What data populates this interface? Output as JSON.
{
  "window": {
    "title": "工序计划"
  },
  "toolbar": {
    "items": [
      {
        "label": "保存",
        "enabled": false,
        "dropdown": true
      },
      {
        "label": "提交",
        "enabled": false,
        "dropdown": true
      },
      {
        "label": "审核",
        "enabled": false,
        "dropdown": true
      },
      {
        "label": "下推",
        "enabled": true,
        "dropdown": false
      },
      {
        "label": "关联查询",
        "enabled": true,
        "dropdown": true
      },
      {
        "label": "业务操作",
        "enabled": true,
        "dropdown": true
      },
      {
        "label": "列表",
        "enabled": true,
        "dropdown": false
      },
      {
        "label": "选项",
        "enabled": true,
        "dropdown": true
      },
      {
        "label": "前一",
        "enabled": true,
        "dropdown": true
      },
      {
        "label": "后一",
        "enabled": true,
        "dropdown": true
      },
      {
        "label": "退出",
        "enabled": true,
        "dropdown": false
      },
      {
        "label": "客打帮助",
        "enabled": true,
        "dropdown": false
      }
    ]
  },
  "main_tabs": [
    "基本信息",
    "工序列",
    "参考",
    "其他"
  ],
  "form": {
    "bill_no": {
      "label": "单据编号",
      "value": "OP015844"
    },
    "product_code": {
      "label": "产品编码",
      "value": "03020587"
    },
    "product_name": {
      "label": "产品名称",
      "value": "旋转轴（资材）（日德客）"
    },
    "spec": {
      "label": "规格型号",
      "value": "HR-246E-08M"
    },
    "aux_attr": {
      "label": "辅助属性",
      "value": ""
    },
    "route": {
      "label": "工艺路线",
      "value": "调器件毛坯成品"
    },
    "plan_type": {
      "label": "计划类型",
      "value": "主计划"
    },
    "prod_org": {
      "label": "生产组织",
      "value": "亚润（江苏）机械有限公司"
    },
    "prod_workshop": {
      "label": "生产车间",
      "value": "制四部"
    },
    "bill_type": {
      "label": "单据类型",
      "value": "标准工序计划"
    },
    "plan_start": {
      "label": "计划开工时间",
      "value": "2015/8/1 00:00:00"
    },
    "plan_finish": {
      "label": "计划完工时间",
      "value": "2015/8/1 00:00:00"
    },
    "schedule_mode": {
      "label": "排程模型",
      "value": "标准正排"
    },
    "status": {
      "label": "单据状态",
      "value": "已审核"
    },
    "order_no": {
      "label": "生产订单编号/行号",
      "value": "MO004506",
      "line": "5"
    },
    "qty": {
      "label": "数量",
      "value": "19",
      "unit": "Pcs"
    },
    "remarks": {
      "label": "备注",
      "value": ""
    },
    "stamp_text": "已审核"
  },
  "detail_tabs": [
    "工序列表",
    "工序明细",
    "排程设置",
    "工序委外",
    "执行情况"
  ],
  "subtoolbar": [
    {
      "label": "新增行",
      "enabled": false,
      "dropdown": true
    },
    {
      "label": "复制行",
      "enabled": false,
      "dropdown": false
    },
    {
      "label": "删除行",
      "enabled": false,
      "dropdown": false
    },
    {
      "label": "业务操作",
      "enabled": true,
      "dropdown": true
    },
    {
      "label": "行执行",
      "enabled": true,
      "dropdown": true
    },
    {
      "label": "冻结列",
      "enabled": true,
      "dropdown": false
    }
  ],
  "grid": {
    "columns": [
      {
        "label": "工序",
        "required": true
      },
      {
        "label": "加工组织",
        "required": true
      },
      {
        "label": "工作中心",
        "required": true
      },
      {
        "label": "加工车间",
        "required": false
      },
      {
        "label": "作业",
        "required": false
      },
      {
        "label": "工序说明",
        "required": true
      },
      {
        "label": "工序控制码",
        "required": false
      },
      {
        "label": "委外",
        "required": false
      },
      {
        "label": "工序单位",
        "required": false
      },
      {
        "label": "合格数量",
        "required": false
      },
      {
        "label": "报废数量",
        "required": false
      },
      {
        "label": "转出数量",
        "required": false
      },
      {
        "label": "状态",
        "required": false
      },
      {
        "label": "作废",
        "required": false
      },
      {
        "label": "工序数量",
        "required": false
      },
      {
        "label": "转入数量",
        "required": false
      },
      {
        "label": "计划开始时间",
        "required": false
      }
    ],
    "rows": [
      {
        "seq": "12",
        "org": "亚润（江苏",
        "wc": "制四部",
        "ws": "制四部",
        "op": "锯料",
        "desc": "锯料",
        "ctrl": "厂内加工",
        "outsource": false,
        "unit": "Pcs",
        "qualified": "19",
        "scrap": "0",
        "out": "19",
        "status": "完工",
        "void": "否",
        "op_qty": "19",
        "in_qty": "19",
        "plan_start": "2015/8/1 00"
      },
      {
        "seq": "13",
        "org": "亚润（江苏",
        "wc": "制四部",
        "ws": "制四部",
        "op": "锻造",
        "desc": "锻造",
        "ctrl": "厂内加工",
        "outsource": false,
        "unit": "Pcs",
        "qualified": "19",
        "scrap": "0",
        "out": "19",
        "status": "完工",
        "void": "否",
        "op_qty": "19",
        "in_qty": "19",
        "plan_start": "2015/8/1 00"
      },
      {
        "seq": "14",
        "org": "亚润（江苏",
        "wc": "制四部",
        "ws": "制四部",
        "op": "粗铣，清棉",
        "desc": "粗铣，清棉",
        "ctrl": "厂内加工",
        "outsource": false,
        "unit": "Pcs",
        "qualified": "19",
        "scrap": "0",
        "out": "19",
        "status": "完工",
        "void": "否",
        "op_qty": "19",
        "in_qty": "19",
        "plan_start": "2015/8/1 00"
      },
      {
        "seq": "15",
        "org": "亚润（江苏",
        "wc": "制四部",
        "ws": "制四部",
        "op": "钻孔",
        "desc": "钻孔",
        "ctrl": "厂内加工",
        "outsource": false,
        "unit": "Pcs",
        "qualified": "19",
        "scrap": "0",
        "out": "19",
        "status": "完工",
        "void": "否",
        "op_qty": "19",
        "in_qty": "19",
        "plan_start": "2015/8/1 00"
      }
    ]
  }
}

# Your task:
All of the records must be repeated exactly.

# Final result:
What data populates this interface? Output as JSON.
{
  "window": {
    "title": "工序计划"
  },
  "toolbar": {
    "items": [
      {
        "label": "保存",
        "enabled": false,
        "dropdown": true
      },
      {
        "label": "提交",
        "enabled": false,
        "dropdown": true
      },
      {
        "label": "审核",
        "enabled": false,
        "dropdown": true
      },
      {
        "label": "下推",
        "enabled": true,
        "dropdown": false
      },
      {
        "label": "关联查询",
        "enabled": true,
        "dropdown": true
      },
      {
        "label": "业务操作",
        "enabled": true,
        "dropdown": true
      },
      {
        "label": "列表",
        "enabled": true,
        "dropdown": false
      },
      {
        "label": "选项",
        "enabled": true,
        "dropdown": true
      },
      {
        "label": "前一",
        "enabled": true,
        "dropdown": true
      },
      {
        "label": "后一",
        "enabled": true,
        "dropdown": true
      },
      {
        "label": "退出",
        "enabled": true,
        "dropdown": false
      },
      {
        "label": "客打帮助",
        "enabled": true,
        "dropdown": false
      }
    ]
  },
  "main_tabs": [
    "基本信息",
    "工序列",
    "参考",
    "其他"
  ],
  "form": {
    "bill_no": {
      "label": "单据编号",
      "value": "OP015844"
    },
    "product_code": {
      "label": "产品编码",
      "value": "03020587"
    },
    "product_name": {
      "label": "产品名称",
      "value": "旋转轴（资材）（日德客）"
    },
    "spec": {
      "label": "规格型号",
      "value": "HR-246E-08M"
    },
    "aux_attr": {
      "label": "辅助属性",
      "value": ""
    },
    "route": {
      "label": "工艺路线",
      "value": "调器件毛坯成品"
    },
    "plan_type": {
      "label": "计划类型",
      "value": "主计划"
    },
    "prod_org": {
      "label": "生产组织",
      "value": "亚润（江苏）机械有限公司"
    },
    "prod_workshop": {
      "label": "生产车间",
      "value": "制四部"
    },
    "bill_type": {
      "label": "单据类型",
      "value": "标准工序计划"
    },
    "plan_start": {
      "label": "计划开工时间",
      "value": "2015/8/1 00:00:00"
    },
    "plan_finish": {
      "label": "计划完工时间",
      "value": "2015/8/1 00:00:00"
    },
    "schedule_mode": {
      "label": "排程模型",
      "value": "标准正排"
    },
    "status": {
      "label": "单据状态",
      "value": "已审核"
    },
    "order_no": {
      "label": "生产订单编号/行号",
      "value": "MO004506",
      "line": "5"
    },
    "qty": {
      "label": "数量",
      "value": "19",
      "unit": "Pcs"
    },
    "remarks": {
      "label": "备注",
      "value": ""
    },
    "stamp_text": "已审核"
  },
  "detail_tabs": [
    "工序列表",
    "工序明细",
    "排程设置",
    "工序委外",
    "执行情况"
  ],
  "subtoolbar": [
    {
      "label": "新增行",
      "enabled": false,
      "dropdown": true
    },
    {
      "label": "复制行",
      "enabled": false,
      "dropdown": false
    },
    {
      "label": "删除行",
      "enabled": false,
      "dropdown": false
    },
    {
      "label": "业务操作",
      "enabled": true,
      "dropdown": true
    },
    {
      "label": "行执行",
      "enabled": true,
      "dropdown": true
    },
    {
      "label": "冻结列",
      "enabled": true,
      "dropdown": false
    }
  ],
  "grid": {
    "columns": [
      {
        "label": "工序",
        "required": true
      },
      {
        "label": "加工组织",
        "required": true
      },
      {
        "label": "工作中心",
        "required": true
      },
      {
        "label": "加工车间",
        "required": false
      },
      {
        "label": "作业",
        "required": false
      },
      {
        "label": "工序说明",
        "required": true
      },
      {
        "label": "工序控制码",
        "required": false
      },
      {
        "label": "委外",
        "required": false
      },
      {
        "label": "工序单位",
        "required": false
      },
      {
        "label": "合格数量",
        "required": false
      },
      {
        "label": "报废数量",
        "required": false
      },
      {
        "label": "转出数量",
        "required": false
      },
      {
        "label": "状态",
        "required": false
      },
      {
        "label": "作废",
        "required": false
      },
      {
        "label": "工序数量",
        "required": false
      },
      {
        "label": "转入数量",
        "required": false
      },
      {
        "label": "计划开始时间",
        "required": false
      }
    ],
    "rows": [
      {
        "seq": "12",
        "org": "亚润（江苏",
        "wc": "制四部",
        "ws": "制四部",
        "op": "锯料",
        "desc": "锯料",
        "ctrl": "厂内加工",
        "outsource": false,
        "unit": "Pcs",
        "qualified": "19",
        "scrap": "0",
        "out": "19",
        "status": "完工",
        "void": "否",
        "op_qty": "19",
        "in_qty": "19",
        "plan_start": "2015/8/1 00"
      },
      {
        "seq": "13",
        "org": "亚润（江苏",
        "wc": "制四部",
        "ws": "制四部",
        "op": "锻造",
        "desc": "锻造",
        "ctrl": "厂内加工",
        "outsource": false,
        "unit": "Pcs",
        "qualified": "19",
        "scrap": "0",
        "out": "19",
        "status": "完工",
        "void": "否",
        "op_qty": "19",
        "in_qty": "19",
        "plan_start": "2015/8/1 00"
      },
      {
        "seq": "14",
        "org": "亚润（江苏",
        "wc": "制四部",
        "ws": "制四部",
        "op": "粗铣，清棉",
        "desc": "粗铣，清棉",
        "ctrl": "厂内加工",
        "outsource": false,
        "unit": "Pcs",
        "qualified": "19",
        "scrap": "0",
        "out": "19",
        "status": "完工",
        "void": "否",
        "op_qty": "19",
        "in_qty": "19",
        "plan_start": "2015/8/1 00"
      },
      {
        "seq": "15",
        "org": "亚润（江苏",
        "wc": "制四部",
        "ws": "制四部",
        "op": "钻孔",
        "desc": "钻孔",
        "ctrl": "厂内加工",
        "outsource": false,
        "unit": "Pcs",
        "qualified": "19",
        "scrap": "0",
        "out": "19",
        "status": "完工",
        "void": "否",
        "op_qty": "19",
        "in_qty": "19",
        "plan_start": "2015/8/1 00"
      }
    ]
  }
}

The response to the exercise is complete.